Dataset entries
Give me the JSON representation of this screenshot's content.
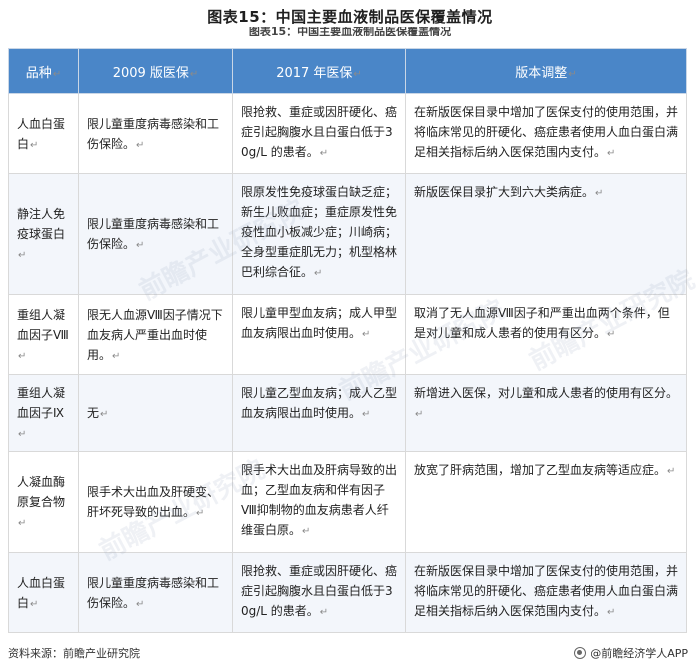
{
  "title": "图表15：中国主要血液制品医保覆盖情况",
  "subtitle": "图表15：中国主要血液制品医保覆盖情况",
  "table": {
    "headers": [
      "品种",
      "2009 版医保",
      "2017 年医保",
      "版本调整"
    ],
    "rows": [
      {
        "variety": "人血白蛋白",
        "v2009": "限儿童重度病毒感染和工伤保险。",
        "v2017": "限抢救、重症或因肝硬化、癌症引起胸腹水且白蛋白低于30g/L 的患者。",
        "change": "在新版医保目录中增加了医保支付的使用范围，并将临床常见的肝硬化、癌症患者使用人血白蛋白满足相关指标后纳入医保范围内支付。"
      },
      {
        "variety": "静注人免疫球蛋白",
        "v2009": "限儿童重度病毒感染和工伤保险。",
        "v2017": "限原发性免疫球蛋白缺乏症；新生儿败血症；重症原发性免疫性血小板减少症；川崎病；全身型重症肌无力；机型格林巴利综合征。",
        "change": "新版医保目录扩大到六大类病症。"
      },
      {
        "variety": "重组人凝血因子Ⅷ",
        "v2009": "限无人血源Ⅷ因子情况下血友病人严重出血时使用。",
        "v2017": "限儿童甲型血友病；成人甲型血友病限出血时使用。",
        "change": "取消了无人血源Ⅷ因子和严重出血两个条件，但是对儿童和成人患者的使用有区分。"
      },
      {
        "variety": "重组人凝血因子Ⅸ",
        "v2009": "无",
        "v2017": "限儿童乙型血友病；成人乙型血友病限出血时使用。",
        "change": "新增进入医保，对儿童和成人患者的使用有区分。"
      },
      {
        "variety": "人凝血酶原复合物",
        "v2009": "限手术大出血及肝硬变、肝坏死导致的出血。",
        "v2017": "限手术大出血及肝病导致的出血；乙型血友病和伴有因子Ⅷ抑制物的血友病患者人纤维蛋白原。",
        "change": "放宽了肝病范围，增加了乙型血友病等适应症。"
      },
      {
        "variety": "人血白蛋白",
        "v2009": "限儿童重度病毒感染和工伤保险。",
        "v2017": "限抢救、重症或因肝硬化、癌症引起胸腹水且白蛋白低于30g/L 的患者。",
        "change": "在新版医保目录中增加了医保支付的使用范围，并将临床常见的肝硬化、癌症患者使用人血白蛋白满足相关指标后纳入医保范围内支付。"
      }
    ]
  },
  "footer": {
    "source": "资料来源：前瞻产业研究院",
    "brand": "@前瞻经济学人APP"
  },
  "watermark_text": "前瞻产业研究院"
}
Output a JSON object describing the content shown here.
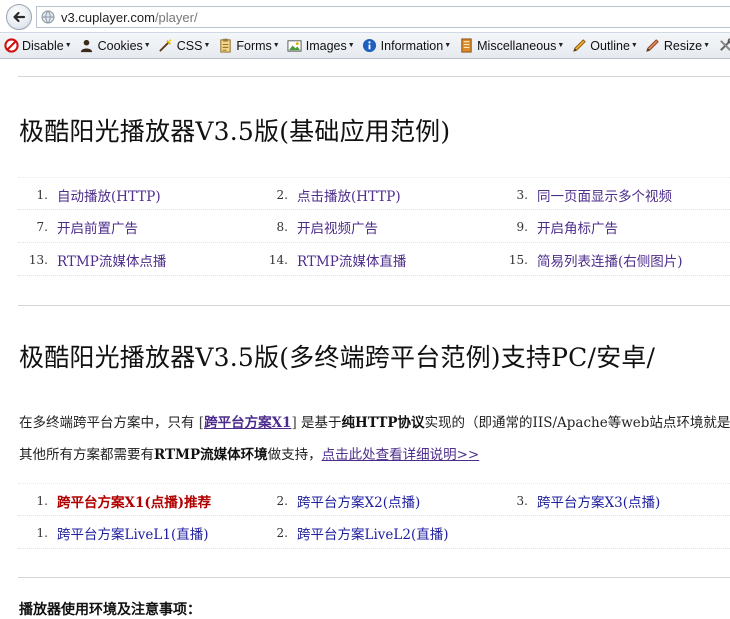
{
  "browser": {
    "url_host": "v3.cuplayer.com",
    "url_path": "/player/"
  },
  "toolbar": [
    {
      "label": "Disable",
      "icon": "disable-icon"
    },
    {
      "label": "Cookies",
      "icon": "cookies-icon"
    },
    {
      "label": "CSS",
      "icon": "css-icon"
    },
    {
      "label": "Forms",
      "icon": "forms-icon"
    },
    {
      "label": "Images",
      "icon": "images-icon"
    },
    {
      "label": "Information",
      "icon": "information-icon"
    },
    {
      "label": "Miscellaneous",
      "icon": "miscellaneous-icon"
    },
    {
      "label": "Outline",
      "icon": "outline-icon"
    },
    {
      "label": "Resize",
      "icon": "resize-icon"
    },
    {
      "label": "T",
      "icon": "tools-icon"
    }
  ],
  "section1": {
    "title": "极酷阳光播放器V3.5版(基础应用范例)",
    "rows": [
      [
        {
          "num": "1.",
          "label": "自动播放(HTTP)"
        },
        {
          "num": "2.",
          "label": "点击播放(HTTP)"
        },
        {
          "num": "3.",
          "label": "同一页面显示多个视频"
        }
      ],
      [
        {
          "num": "7.",
          "label": "开启前置广告"
        },
        {
          "num": "8.",
          "label": "开启视频广告"
        },
        {
          "num": "9.",
          "label": "开启角标广告"
        }
      ],
      [
        {
          "num": "13.",
          "label": "RTMP流媒体点播"
        },
        {
          "num": "14.",
          "label": "RTMP流媒体直播"
        },
        {
          "num": "15.",
          "label": "简易列表连播(右侧图片)"
        }
      ]
    ]
  },
  "section2": {
    "title": "极酷阳光播放器V3.5版(多终端跨平台范例)支持PC/安卓/",
    "para1": {
      "prefix": "在多终端跨平台方案中，只有",
      "bracket_open": "[",
      "link": "跨平台方案X1",
      "bracket_close": "]",
      "mid": "是基于",
      "bold": "纯HTTP协议",
      "suffix": "实现的（即通常的IIS/Apache等web站点环境就是"
    },
    "para2": {
      "prefix": "其他所有方案都需要有",
      "bold": "RTMP流媒体环境",
      "mid": "做支持，",
      "link": "点击此处查看详细说明>>"
    },
    "rows": [
      [
        {
          "num": "1.",
          "label": "跨平台方案X1(点播)推荐"
        },
        {
          "num": "2.",
          "label": "跨平台方案X2(点播)"
        },
        {
          "num": "3.",
          "label": "跨平台方案X3(点播)"
        }
      ],
      [
        {
          "num": "1.",
          "label": "跨平台方案LiveL1(直播)"
        },
        {
          "num": "2.",
          "label": "跨平台方案LiveL2(直播)"
        }
      ]
    ]
  },
  "section3": {
    "title": "播放器使用环境及注意事项："
  }
}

Goal of the exercise
Except for the pictures, give all the material above again verbatim.

Answer to this task
Give me the JSON representation of this screenshot's content.
{
  "title": "图表15：中国主要血液制品医保覆盖情况",
  "subtitle": "图表15：中国主要血液制品医保覆盖情况",
  "table": {
    "headers": [
      "品种",
      "2009 版医保",
      "2017 年医保",
      "版本调整"
    ],
    "rows": [
      {
        "variety": "人血白蛋白",
        "v2009": "限儿童重度病毒感染和工伤保险。",
        "v2017": "限抢救、重症或因肝硬化、癌症引起胸腹水且白蛋白低于30g/L 的患者。",
        "change": "在新版医保目录中增加了医保支付的使用范围，并将临床常见的肝硬化、癌症患者使用人血白蛋白满足相关指标后纳入医保范围内支付。"
      },
      {
        "variety": "静注人免疫球蛋白",
        "v2009": "限儿童重度病毒感染和工伤保险。",
        "v2017": "限原发性免疫球蛋白缺乏症；新生儿败血症；重症原发性免疫性血小板减少症；川崎病；全身型重症肌无力；机型格林巴利综合征。",
        "change": "新版医保目录扩大到六大类病症。"
      },
      {
        "variety": "重组人凝血因子Ⅷ",
        "v2009": "限无人血源Ⅷ因子情况下血友病人严重出血时使用。",
        "v2017": "限儿童甲型血友病；成人甲型血友病限出血时使用。",
        "change": "取消了无人血源Ⅷ因子和严重出血两个条件，但是对儿童和成人患者的使用有区分。"
      },
      {
        "variety": "重组人凝血因子Ⅸ",
        "v2009": "无",
        "v2017": "限儿童乙型血友病；成人乙型血友病限出血时使用。",
        "change": "新增进入医保，对儿童和成人患者的使用有区分。"
      },
      {
        "variety": "人凝血酶原复合物",
        "v2009": "限手术大出血及肝硬变、肝坏死导致的出血。",
        "v2017": "限手术大出血及肝病导致的出血；乙型血友病和伴有因子Ⅷ抑制物的血友病患者人纤维蛋白原。",
        "change": "放宽了肝病范围，增加了乙型血友病等适应症。"
      },
      {
        "variety": "人血白蛋白",
        "v2009": "限儿童重度病毒感染和工伤保险。",
        "v2017": "限抢救、重症或因肝硬化、癌症引起胸腹水且白蛋白低于30g/L 的患者。",
        "change": "在新版医保目录中增加了医保支付的使用范围，并将临床常见的肝硬化、癌症患者使用人血白蛋白满足相关指标后纳入医保范围内支付。"
      }
    ]
  },
  "footer": {
    "source": "资料来源：前瞻产业研究院",
    "brand": "@前瞻经济学人APP"
  },
  "watermark_text": "前瞻产业研究院"
}
Output a JSON object describing the content shown here.
{
  "browser": {
    "url_host": "v3.cuplayer.com",
    "url_path": "/player/"
  },
  "toolbar": [
    {
      "label": "Disable",
      "icon": "disable-icon"
    },
    {
      "label": "Cookies",
      "icon": "cookies-icon"
    },
    {
      "label": "CSS",
      "icon": "css-icon"
    },
    {
      "label": "Forms",
      "icon": "forms-icon"
    },
    {
      "label": "Images",
      "icon": "images-icon"
    },
    {
      "label": "Information",
      "icon": "information-icon"
    },
    {
      "label": "Miscellaneous",
      "icon": "miscellaneous-icon"
    },
    {
      "label": "Outline",
      "icon": "outline-icon"
    },
    {
      "label": "Resize",
      "icon": "resize-icon"
    },
    {
      "label": "T",
      "icon": "tools-icon"
    }
  ],
  "section1": {
    "title": "极酷阳光播放器V3.5版(基础应用范例)",
    "rows": [
      [
        {
          "num": "1.",
          "label": "自动播放(HTTP)"
        },
        {
          "num": "2.",
          "label": "点击播放(HTTP)"
        },
        {
          "num": "3.",
          "label": "同一页面显示多个视频"
        }
      ],
      [
        {
          "num": "7.",
          "label": "开启前置广告"
        },
        {
          "num": "8.",
          "label": "开启视频广告"
        },
        {
          "num": "9.",
          "label": "开启角标广告"
        }
      ],
      [
        {
          "num": "13.",
          "label": "RTMP流媒体点播"
        },
        {
          "num": "14.",
          "label": "RTMP流媒体直播"
        },
        {
          "num": "15.",
          "label": "简易列表连播(右侧图片)"
        }
      ]
    ]
  },
  "section2": {
    "title": "极酷阳光播放器V3.5版(多终端跨平台范例)支持PC/安卓/",
    "para1": {
      "prefix": "在多终端跨平台方案中，只有",
      "bracket_open": "[",
      "link": "跨平台方案X1",
      "bracket_close": "]",
      "mid": "是基于",
      "bold": "纯HTTP协议",
      "suffix": "实现的（即通常的IIS/Apache等web站点环境就是"
    },
    "para2": {
      "prefix": "其他所有方案都需要有",
      "bold": "RTMP流媒体环境",
      "mid": "做支持，",
      "link": "点击此处查看详细说明>>"
    },
    "rows": [
      [
        {
          "num": "1.",
          "label": "跨平台方案X1(点播)推荐"
        },
        {
          "num": "2.",
          "label": "跨平台方案X2(点播)"
        },
        {
          "num": "3.",
          "label": "跨平台方案X3(点播)"
        }
      ],
      [
        {
          "num": "1.",
          "label": "跨平台方案LiveL1(直播)"
        },
        {
          "num": "2.",
          "label": "跨平台方案LiveL2(直播)"
        }
      ]
    ]
  },
  "section3": {
    "title": "播放器使用环境及注意事项："
  }
}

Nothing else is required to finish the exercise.